__What is needed__.
Could you write out every record below exactly, leaving out any pictures?

::::

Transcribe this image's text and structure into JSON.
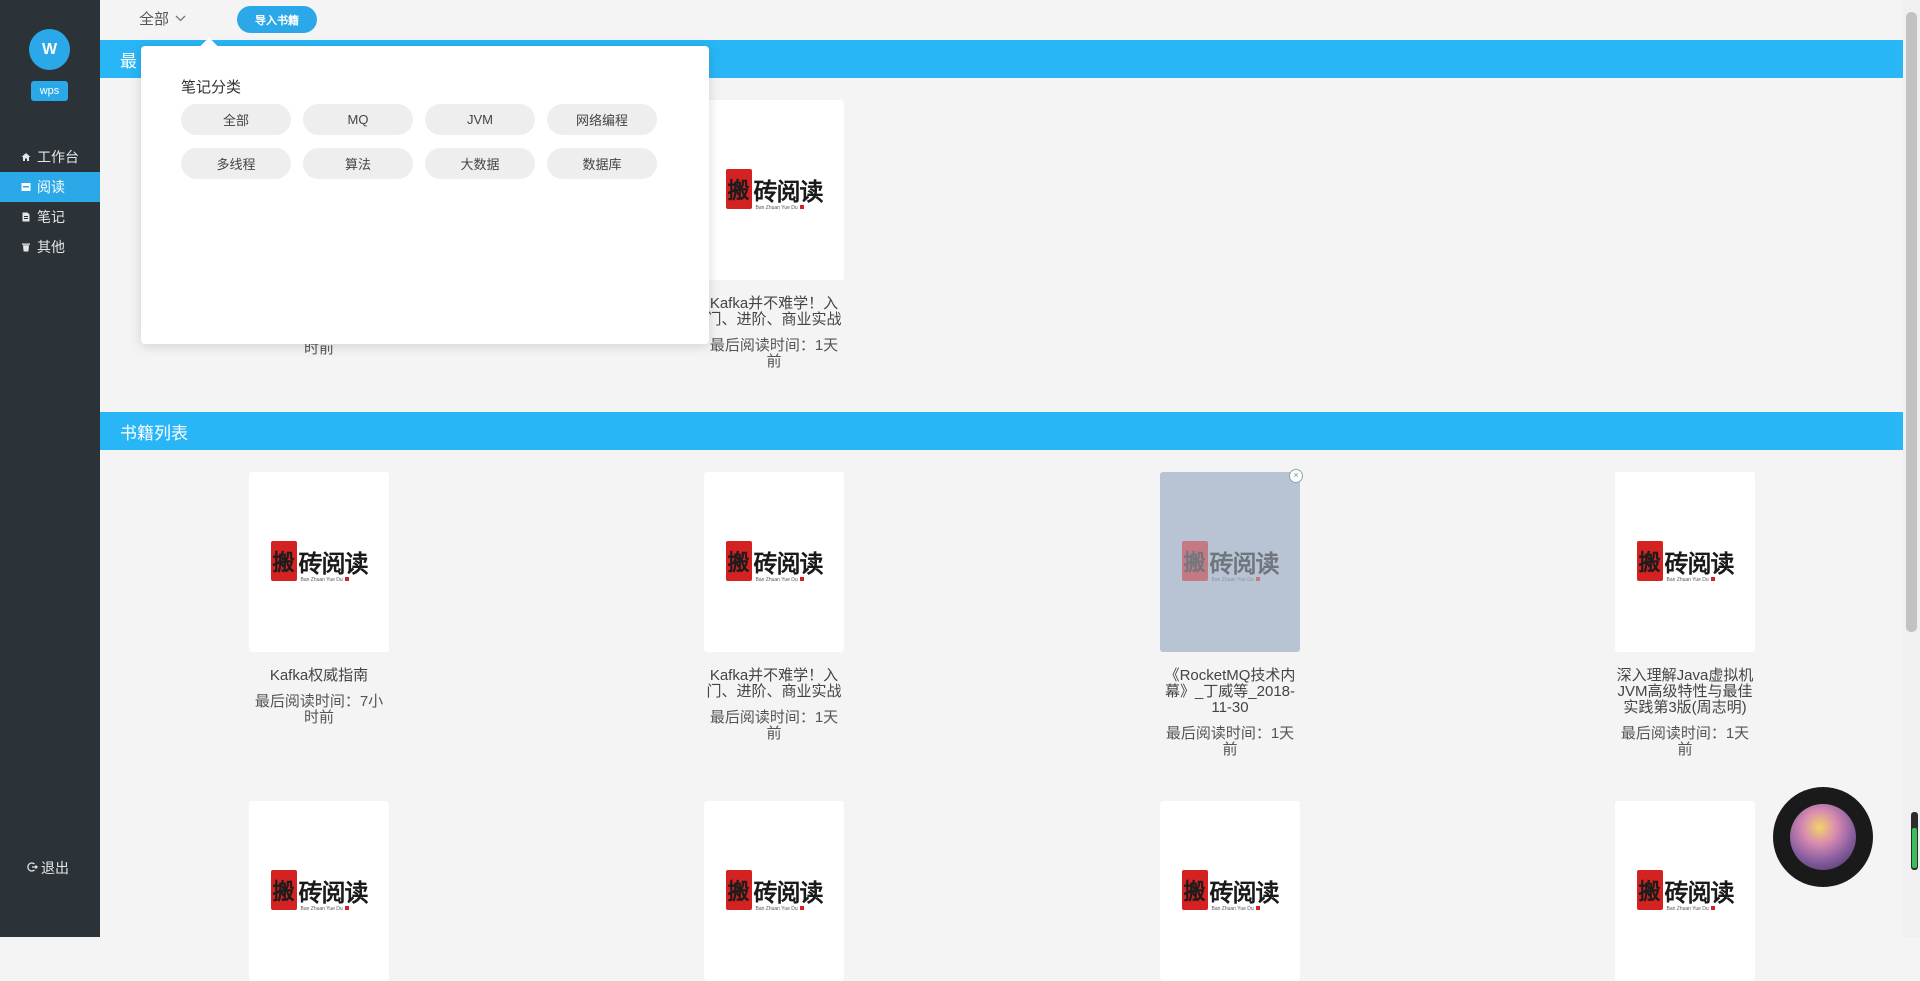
{
  "sidebar": {
    "avatar_letter": "W",
    "user_tag": "wps",
    "nav": [
      {
        "label": "工作台",
        "icon": "home-icon"
      },
      {
        "label": "阅读",
        "icon": "book-icon",
        "active": true
      },
      {
        "label": "笔记",
        "icon": "note-icon"
      },
      {
        "label": "其他",
        "icon": "trash-icon"
      }
    ],
    "logout": "退出"
  },
  "topbar": {
    "filter_label": "全部",
    "import_button": "导入书籍"
  },
  "recent_section": {
    "title_visible": "最",
    "cards": [
      {
        "title": "",
        "time": "时前"
      },
      {
        "title": "Kafka并不难学！入门、进阶、商业实战",
        "time": "最后阅读时间：1天前"
      }
    ]
  },
  "dropdown": {
    "title": "笔记分类",
    "chips": [
      "全部",
      "MQ",
      "JVM",
      "网络编程",
      "多线程",
      "算法",
      "大数据",
      "数据库"
    ]
  },
  "book_section": {
    "title": "书籍列表",
    "cards": [
      {
        "title": "Kafka权威指南",
        "time": "最后阅读时间：7小时前"
      },
      {
        "title": "Kafka并不难学！入门、进阶、商业实战",
        "time": "最后阅读时间：1天前"
      },
      {
        "title": "《RocketMQ技术内幕》_丁威等_2018-11-30",
        "time": "最后阅读时间：1天前"
      },
      {
        "title": "深入理解Java虚拟机JVM高级特性与最佳实践第3版(周志明)",
        "time": "最后阅读时间：1天前"
      }
    ]
  },
  "logo": {
    "seal_char": "搬",
    "chars": "砖阅读",
    "sub": "Ban Zhuan Yue Du"
  },
  "colors": {
    "accent": "#29b6f6",
    "sidebar_bg": "#2b3238",
    "seal_red": "#d42121"
  }
}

::::

__Result of the exercise__.
Transcribe this image's text and structure into JSON.
{
  "sidebar": {
    "avatar_letter": "W",
    "user_tag": "wps",
    "nav": [
      {
        "label": "工作台",
        "icon": "home-icon"
      },
      {
        "label": "阅读",
        "icon": "book-icon",
        "active": true
      },
      {
        "label": "笔记",
        "icon": "note-icon"
      },
      {
        "label": "其他",
        "icon": "trash-icon"
      }
    ],
    "logout": "退出"
  },
  "topbar": {
    "filter_label": "全部",
    "import_button": "导入书籍"
  },
  "recent_section": {
    "title_visible": "最",
    "cards": [
      {
        "title": "",
        "time": "时前"
      },
      {
        "title": "Kafka并不难学！入门、进阶、商业实战",
        "time": "最后阅读时间：1天前"
      }
    ]
  },
  "dropdown": {
    "title": "笔记分类",
    "chips": [
      "全部",
      "MQ",
      "JVM",
      "网络编程",
      "多线程",
      "算法",
      "大数据",
      "数据库"
    ]
  },
  "book_section": {
    "title": "书籍列表",
    "cards": [
      {
        "title": "Kafka权威指南",
        "time": "最后阅读时间：7小时前"
      },
      {
        "title": "Kafka并不难学！入门、进阶、商业实战",
        "time": "最后阅读时间：1天前"
      },
      {
        "title": "《RocketMQ技术内幕》_丁威等_2018-11-30",
        "time": "最后阅读时间：1天前"
      },
      {
        "title": "深入理解Java虚拟机JVM高级特性与最佳实践第3版(周志明)",
        "time": "最后阅读时间：1天前"
      }
    ]
  },
  "logo": {
    "seal_char": "搬",
    "chars": "砖阅读",
    "sub": "Ban Zhuan Yue Du"
  },
  "colors": {
    "accent": "#29b6f6",
    "sidebar_bg": "#2b3238",
    "seal_red": "#d42121"
  }
}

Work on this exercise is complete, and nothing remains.